__Entries__.
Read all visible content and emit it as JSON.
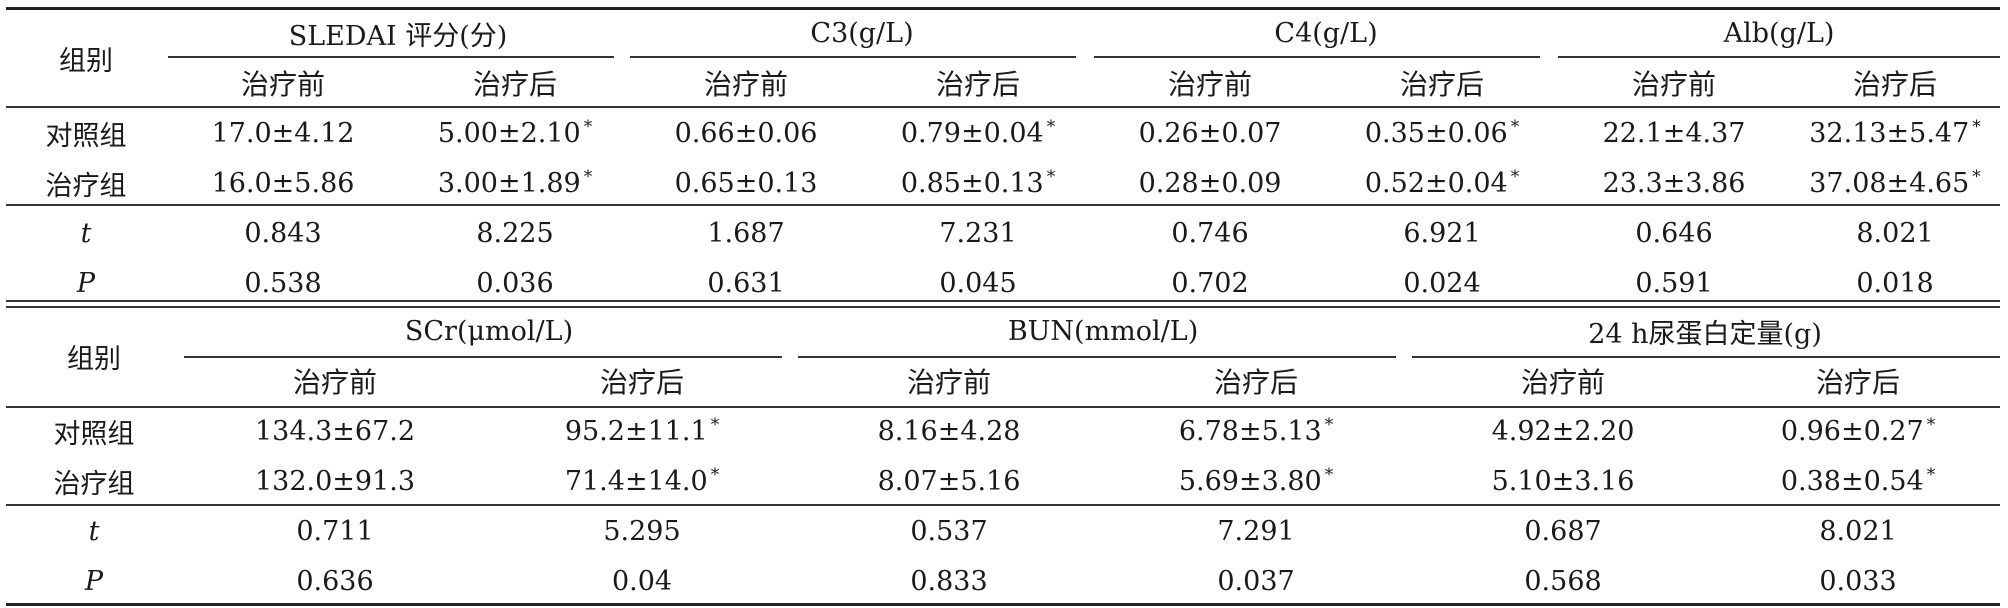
{
  "table1": {
    "group_header": "组别",
    "groups": [
      "SLEDAI 评分(分)",
      "C3(g/L)",
      "C4(g/L)",
      "Alb(g/L)"
    ],
    "sub_headers": [
      "治疗前",
      "治疗后",
      "治疗前",
      "治疗后",
      "治疗前",
      "治疗后",
      "治疗前",
      "治疗后"
    ],
    "rows": [
      {
        "label": "对照组",
        "cells": [
          "17.0±4.12",
          "5.00±2.10",
          "0.66±0.06",
          "0.79±0.04",
          "0.26±0.07",
          "0.35±0.06",
          "22.1±4.37",
          "32.13±5.47"
        ]
      },
      {
        "label": "治疗组",
        "cells": [
          "16.0±5.86",
          "3.00±1.89",
          "0.65±0.13",
          "0.85±0.13",
          "0.28±0.09",
          "0.52±0.04",
          "23.3±3.86",
          "37.08±4.65"
        ]
      },
      {
        "label": "t",
        "cells": [
          "0.843",
          "8.225",
          "1.687",
          "7.231",
          "0.746",
          "6.921",
          "0.646",
          "8.021"
        ]
      },
      {
        "label": "P",
        "cells": [
          "0.538",
          "0.036",
          "0.631",
          "0.045",
          "0.702",
          "0.024",
          "0.591",
          "0.018"
        ]
      }
    ]
  },
  "table2": {
    "group_header": "组别",
    "groups": [
      "SCr(μmol/L)",
      "BUN(mmol/L)",
      "24 h尿蛋白定量(g)"
    ],
    "sub_headers": [
      "治疗前",
      "治疗后",
      "治疗前",
      "治疗后",
      "治疗前",
      "治疗后"
    ],
    "rows": [
      {
        "label": "对照组",
        "cells": [
          "134.3±67.2",
          "95.2±11.1",
          "8.16±4.28",
          "6.78±5.13",
          "4.92±2.20",
          "0.96±0.27"
        ]
      },
      {
        "label": "治疗组",
        "cells": [
          "132.0±91.3",
          "71.4±14.0",
          "8.07±5.16",
          "5.69±3.80",
          "5.10±3.16",
          "0.38±0.54"
        ]
      },
      {
        "label": "t",
        "cells": [
          "0.711",
          "5.295",
          "0.537",
          "7.291",
          "0.687",
          "8.021"
        ]
      },
      {
        "label": "P",
        "cells": [
          "0.636",
          "0.04",
          "0.833",
          "0.037",
          "0.568",
          "0.033"
        ]
      }
    ]
  },
  "significance_mark": "*"
}
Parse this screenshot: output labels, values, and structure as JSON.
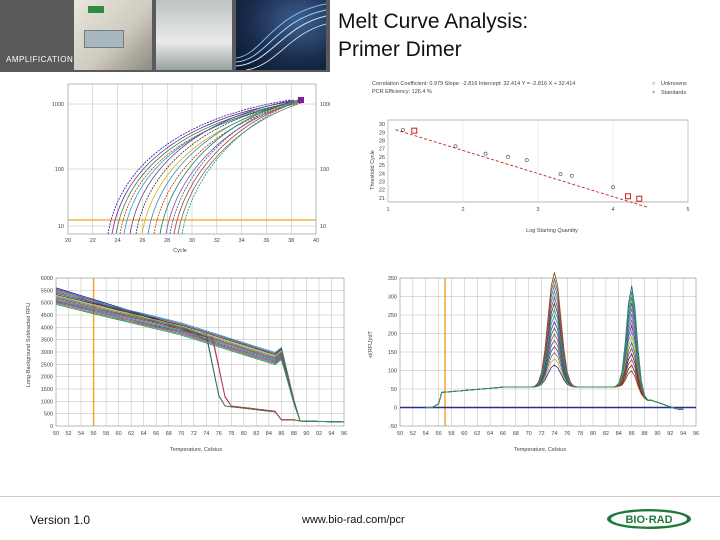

__Aim of the task__. Restate the whole of the material word for word without the pictures.

__Result for this exercise__.
Read all visible content and emit it as JSON.
{
  "table1": {
    "group_header": "组别",
    "groups": [
      "SLEDAI 评分(分)",
      "C3(g/L)",
      "C4(g/L)",
      "Alb(g/L)"
    ],
    "sub_headers": [
      "治疗前",
      "治疗后",
      "治疗前",
      "治疗后",
      "治疗前",
      "治疗后",
      "治疗前",
      "治疗后"
    ],
    "rows": [
      {
        "label": "对照组",
        "cells": [
          "17.0±4.12",
          "5.00±2.10",
          "0.66±0.06",
          "0.79±0.04",
          "0.26±0.07",
          "0.35±0.06",
          "22.1±4.37",
          "32.13±5.47"
        ]
      },
      {
        "label": "治疗组",
        "cells": [
          "16.0±5.86",
          "3.00±1.89",
          "0.65±0.13",
          "0.85±0.13",
          "0.28±0.09",
          "0.52±0.04",
          "23.3±3.86",
          "37.08±4.65"
        ]
      },
      {
        "label": "t",
        "cells": [
          "0.843",
          "8.225",
          "1.687",
          "7.231",
          "0.746",
          "6.921",
          "0.646",
          "8.021"
        ]
      },
      {
        "label": "P",
        "cells": [
          "0.538",
          "0.036",
          "0.631",
          "0.045",
          "0.702",
          "0.024",
          "0.591",
          "0.018"
        ]
      }
    ]
  },
  "table2": {
    "group_header": "组别",
    "groups": [
      "SCr(μmol/L)",
      "BUN(mmol/L)",
      "24 h尿蛋白定量(g)"
    ],
    "sub_headers": [
      "治疗前",
      "治疗后",
      "治疗前",
      "治疗后",
      "治疗前",
      "治疗后"
    ],
    "rows": [
      {
        "label": "对照组",
        "cells": [
          "134.3±67.2",
          "95.2±11.1",
          "8.16±4.28",
          "6.78±5.13",
          "4.92±2.20",
          "0.96±0.27"
        ]
      },
      {
        "label": "治疗组",
        "cells": [
          "132.0±91.3",
          "71.4±14.0",
          "8.07±5.16",
          "5.69±3.80",
          "5.10±3.16",
          "0.38±0.54"
        ]
      },
      {
        "label": "t",
        "cells": [
          "0.711",
          "5.295",
          "0.537",
          "7.291",
          "0.687",
          "8.021"
        ]
      },
      {
        "label": "P",
        "cells": [
          "0.636",
          "0.04",
          "0.833",
          "0.037",
          "0.568",
          "0.033"
        ]
      }
    ]
  },
  "significance_mark": "*"
}
Parse this screenshot: output labels, values, and structure as JSON.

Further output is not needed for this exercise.